_What to work on:_ Please quote the material below word for word, keeping every line unchanged.

_Given data:_
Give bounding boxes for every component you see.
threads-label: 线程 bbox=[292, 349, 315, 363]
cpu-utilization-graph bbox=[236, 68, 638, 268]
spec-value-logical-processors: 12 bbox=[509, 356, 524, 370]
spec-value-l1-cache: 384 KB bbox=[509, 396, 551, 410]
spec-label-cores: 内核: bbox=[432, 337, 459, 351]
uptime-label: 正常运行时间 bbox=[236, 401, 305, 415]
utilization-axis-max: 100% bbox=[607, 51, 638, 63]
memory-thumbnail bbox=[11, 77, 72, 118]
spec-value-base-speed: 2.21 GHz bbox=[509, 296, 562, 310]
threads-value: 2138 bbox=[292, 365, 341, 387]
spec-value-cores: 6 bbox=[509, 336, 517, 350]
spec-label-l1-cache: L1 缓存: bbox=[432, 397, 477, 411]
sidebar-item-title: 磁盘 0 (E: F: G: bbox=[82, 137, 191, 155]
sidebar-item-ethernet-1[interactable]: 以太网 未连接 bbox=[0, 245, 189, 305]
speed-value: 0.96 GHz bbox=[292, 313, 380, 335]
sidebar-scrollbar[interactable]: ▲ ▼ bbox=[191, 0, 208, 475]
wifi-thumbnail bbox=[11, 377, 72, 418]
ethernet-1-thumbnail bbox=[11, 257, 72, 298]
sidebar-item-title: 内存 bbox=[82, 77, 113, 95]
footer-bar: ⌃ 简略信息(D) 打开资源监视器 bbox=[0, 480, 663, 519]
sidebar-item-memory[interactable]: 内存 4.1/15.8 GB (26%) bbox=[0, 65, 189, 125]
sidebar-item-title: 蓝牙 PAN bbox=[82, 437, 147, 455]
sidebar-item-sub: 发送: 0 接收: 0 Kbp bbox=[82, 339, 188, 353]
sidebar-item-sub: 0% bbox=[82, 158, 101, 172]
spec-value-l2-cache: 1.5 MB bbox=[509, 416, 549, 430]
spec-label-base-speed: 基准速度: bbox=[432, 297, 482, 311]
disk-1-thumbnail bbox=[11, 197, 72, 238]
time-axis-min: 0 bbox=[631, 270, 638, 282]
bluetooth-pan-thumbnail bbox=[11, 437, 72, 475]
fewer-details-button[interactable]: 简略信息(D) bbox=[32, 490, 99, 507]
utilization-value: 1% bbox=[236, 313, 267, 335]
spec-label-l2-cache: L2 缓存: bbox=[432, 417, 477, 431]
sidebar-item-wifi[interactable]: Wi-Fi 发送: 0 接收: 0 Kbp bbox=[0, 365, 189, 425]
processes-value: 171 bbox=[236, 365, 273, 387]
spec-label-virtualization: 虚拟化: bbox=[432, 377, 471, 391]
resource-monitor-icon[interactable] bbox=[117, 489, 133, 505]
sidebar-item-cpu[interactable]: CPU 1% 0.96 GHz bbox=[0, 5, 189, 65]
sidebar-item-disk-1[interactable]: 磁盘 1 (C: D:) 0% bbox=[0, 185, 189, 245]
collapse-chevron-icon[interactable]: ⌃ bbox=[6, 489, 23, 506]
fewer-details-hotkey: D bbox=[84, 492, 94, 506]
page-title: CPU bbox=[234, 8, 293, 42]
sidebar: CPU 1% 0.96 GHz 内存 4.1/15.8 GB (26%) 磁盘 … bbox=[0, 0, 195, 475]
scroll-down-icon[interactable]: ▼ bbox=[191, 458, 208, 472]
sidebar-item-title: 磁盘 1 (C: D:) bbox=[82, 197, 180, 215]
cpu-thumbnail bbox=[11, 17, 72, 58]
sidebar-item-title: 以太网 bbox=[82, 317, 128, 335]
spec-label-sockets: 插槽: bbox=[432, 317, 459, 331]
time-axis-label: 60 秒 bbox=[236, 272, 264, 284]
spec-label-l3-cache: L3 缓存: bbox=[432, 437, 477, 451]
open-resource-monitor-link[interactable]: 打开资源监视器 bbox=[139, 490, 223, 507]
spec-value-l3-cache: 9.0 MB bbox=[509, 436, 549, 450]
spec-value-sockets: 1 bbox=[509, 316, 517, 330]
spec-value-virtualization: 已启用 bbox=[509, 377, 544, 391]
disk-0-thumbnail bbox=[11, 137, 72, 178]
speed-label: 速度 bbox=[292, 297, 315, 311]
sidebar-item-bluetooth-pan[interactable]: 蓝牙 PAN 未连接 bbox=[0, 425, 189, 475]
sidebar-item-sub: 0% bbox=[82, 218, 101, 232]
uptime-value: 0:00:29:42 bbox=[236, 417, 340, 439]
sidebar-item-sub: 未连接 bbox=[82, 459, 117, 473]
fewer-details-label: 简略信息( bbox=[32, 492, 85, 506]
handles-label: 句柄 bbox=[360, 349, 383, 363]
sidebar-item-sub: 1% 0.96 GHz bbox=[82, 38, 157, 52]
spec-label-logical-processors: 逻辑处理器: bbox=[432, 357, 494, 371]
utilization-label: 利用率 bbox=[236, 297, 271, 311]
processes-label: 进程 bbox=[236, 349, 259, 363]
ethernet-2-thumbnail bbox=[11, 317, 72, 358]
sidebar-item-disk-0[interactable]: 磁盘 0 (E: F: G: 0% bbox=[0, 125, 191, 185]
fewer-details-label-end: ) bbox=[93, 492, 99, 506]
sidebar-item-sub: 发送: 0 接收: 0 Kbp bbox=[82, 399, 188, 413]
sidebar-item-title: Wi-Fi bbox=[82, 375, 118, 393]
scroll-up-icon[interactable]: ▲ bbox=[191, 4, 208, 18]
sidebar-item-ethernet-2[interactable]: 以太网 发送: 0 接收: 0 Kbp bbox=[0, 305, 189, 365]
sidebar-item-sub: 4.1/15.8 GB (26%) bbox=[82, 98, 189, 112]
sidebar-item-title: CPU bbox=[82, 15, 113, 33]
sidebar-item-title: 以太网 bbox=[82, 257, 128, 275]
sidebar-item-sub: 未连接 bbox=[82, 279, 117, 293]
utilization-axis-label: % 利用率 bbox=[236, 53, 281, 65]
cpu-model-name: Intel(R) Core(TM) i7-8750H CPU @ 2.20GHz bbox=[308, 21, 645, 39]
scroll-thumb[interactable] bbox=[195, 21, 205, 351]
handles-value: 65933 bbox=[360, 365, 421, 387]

_Response to this task:_
Give bounding boxes for every component you see.
threads-label: 线程 bbox=[292, 349, 315, 363]
cpu-utilization-graph bbox=[236, 68, 638, 268]
spec-value-logical-processors: 12 bbox=[509, 356, 524, 370]
spec-value-l1-cache: 384 KB bbox=[509, 396, 551, 410]
spec-label-cores: 内核: bbox=[432, 337, 459, 351]
uptime-label: 正常运行时间 bbox=[236, 401, 305, 415]
utilization-axis-max: 100% bbox=[607, 51, 638, 63]
memory-thumbnail bbox=[11, 77, 72, 118]
spec-value-base-speed: 2.21 GHz bbox=[509, 296, 562, 310]
threads-value: 2138 bbox=[292, 365, 341, 387]
spec-value-cores: 6 bbox=[509, 336, 517, 350]
spec-label-l1-cache: L1 缓存: bbox=[432, 397, 477, 411]
sidebar-item-title: 磁盘 0 (E: F: G: bbox=[82, 137, 191, 155]
sidebar-item-ethernet-1[interactable]: 以太网 未连接 bbox=[0, 245, 189, 305]
speed-value: 0.96 GHz bbox=[292, 313, 380, 335]
sidebar-scrollbar[interactable]: ▲ ▼ bbox=[191, 0, 208, 475]
wifi-thumbnail bbox=[11, 377, 72, 418]
ethernet-1-thumbnail bbox=[11, 257, 72, 298]
sidebar-item-title: 内存 bbox=[82, 77, 113, 95]
footer-bar: ⌃ 简略信息(D) 打开资源监视器 bbox=[0, 480, 663, 519]
sidebar-item-memory[interactable]: 内存 4.1/15.8 GB (26%) bbox=[0, 65, 189, 125]
sidebar-item-title: 蓝牙 PAN bbox=[82, 437, 147, 455]
sidebar-item-sub: 发送: 0 接收: 0 Kbp bbox=[82, 339, 188, 353]
sidebar-item-sub: 0% bbox=[82, 158, 101, 172]
spec-value-l2-cache: 1.5 MB bbox=[509, 416, 549, 430]
spec-label-base-speed: 基准速度: bbox=[432, 297, 482, 311]
disk-1-thumbnail bbox=[11, 197, 72, 238]
time-axis-min: 0 bbox=[631, 270, 638, 282]
bluetooth-pan-thumbnail bbox=[11, 437, 72, 475]
fewer-details-button[interactable]: 简略信息(D) bbox=[32, 490, 99, 507]
utilization-value: 1% bbox=[236, 313, 267, 335]
spec-label-l2-cache: L2 缓存: bbox=[432, 417, 477, 431]
sidebar-item-wifi[interactable]: Wi-Fi 发送: 0 接收: 0 Kbp bbox=[0, 365, 189, 425]
processes-value: 171 bbox=[236, 365, 273, 387]
spec-label-virtualization: 虚拟化: bbox=[432, 377, 471, 391]
resource-monitor-icon[interactable] bbox=[117, 489, 133, 505]
sidebar-item-cpu[interactable]: CPU 1% 0.96 GHz bbox=[0, 5, 189, 65]
sidebar-item-disk-1[interactable]: 磁盘 1 (C: D:) 0% bbox=[0, 185, 189, 245]
collapse-chevron-icon[interactable]: ⌃ bbox=[6, 489, 23, 506]
fewer-details-hotkey: D bbox=[84, 492, 94, 506]
page-title: CPU bbox=[234, 8, 293, 42]
sidebar: CPU 1% 0.96 GHz 内存 4.1/15.8 GB (26%) 磁盘 … bbox=[0, 0, 195, 475]
scroll-down-icon[interactable]: ▼ bbox=[191, 458, 208, 472]
sidebar-item-title: 磁盘 1 (C: D:) bbox=[82, 197, 180, 215]
cpu-thumbnail bbox=[11, 17, 72, 58]
sidebar-item-title: 以太网 bbox=[82, 317, 128, 335]
spec-label-sockets: 插槽: bbox=[432, 317, 459, 331]
time-axis-label: 60 秒 bbox=[236, 272, 264, 284]
spec-label-l3-cache: L3 缓存: bbox=[432, 437, 477, 451]
open-resource-monitor-link[interactable]: 打开资源监视器 bbox=[139, 490, 223, 507]
spec-value-l3-cache: 9.0 MB bbox=[509, 436, 549, 450]
spec-value-sockets: 1 bbox=[509, 316, 517, 330]
spec-value-virtualization: 已启用 bbox=[509, 377, 544, 391]
disk-0-thumbnail bbox=[11, 137, 72, 178]
speed-label: 速度 bbox=[292, 297, 315, 311]
sidebar-item-bluetooth-pan[interactable]: 蓝牙 PAN 未连接 bbox=[0, 425, 189, 475]
sidebar-item-sub: 0% bbox=[82, 218, 101, 232]
uptime-value: 0:00:29:42 bbox=[236, 417, 340, 439]
sidebar-item-sub: 未连接 bbox=[82, 459, 117, 473]
fewer-details-label: 简略信息( bbox=[32, 492, 85, 506]
handles-label: 句柄 bbox=[360, 349, 383, 363]
sidebar-item-sub: 1% 0.96 GHz bbox=[82, 38, 157, 52]
spec-label-logical-processors: 逻辑处理器: bbox=[432, 357, 494, 371]
utilization-label: 利用率 bbox=[236, 297, 271, 311]
processes-label: 进程 bbox=[236, 349, 259, 363]
ethernet-2-thumbnail bbox=[11, 317, 72, 358]
sidebar-item-disk-0[interactable]: 磁盘 0 (E: F: G: 0% bbox=[0, 125, 191, 185]
fewer-details-label-end: ) bbox=[93, 492, 99, 506]
sidebar-item-sub: 发送: 0 接收: 0 Kbp bbox=[82, 399, 188, 413]
sidebar-item-title: Wi-Fi bbox=[82, 375, 118, 393]
scroll-up-icon[interactable]: ▲ bbox=[191, 4, 208, 18]
sidebar-item-ethernet-2[interactable]: 以太网 发送: 0 接收: 0 Kbp bbox=[0, 305, 189, 365]
sidebar-item-sub: 4.1/15.8 GB (26%) bbox=[82, 98, 189, 112]
sidebar-item-title: CPU bbox=[82, 15, 113, 33]
sidebar-item-title: 以太网 bbox=[82, 257, 128, 275]
sidebar-item-sub: 未连接 bbox=[82, 279, 117, 293]
utilization-axis-label: % 利用率 bbox=[236, 53, 281, 65]
cpu-model-name: Intel(R) Core(TM) i7-8750H CPU @ 2.20GHz bbox=[308, 21, 645, 39]
scroll-thumb[interactable] bbox=[195, 21, 205, 351]
handles-value: 65933 bbox=[360, 365, 421, 387]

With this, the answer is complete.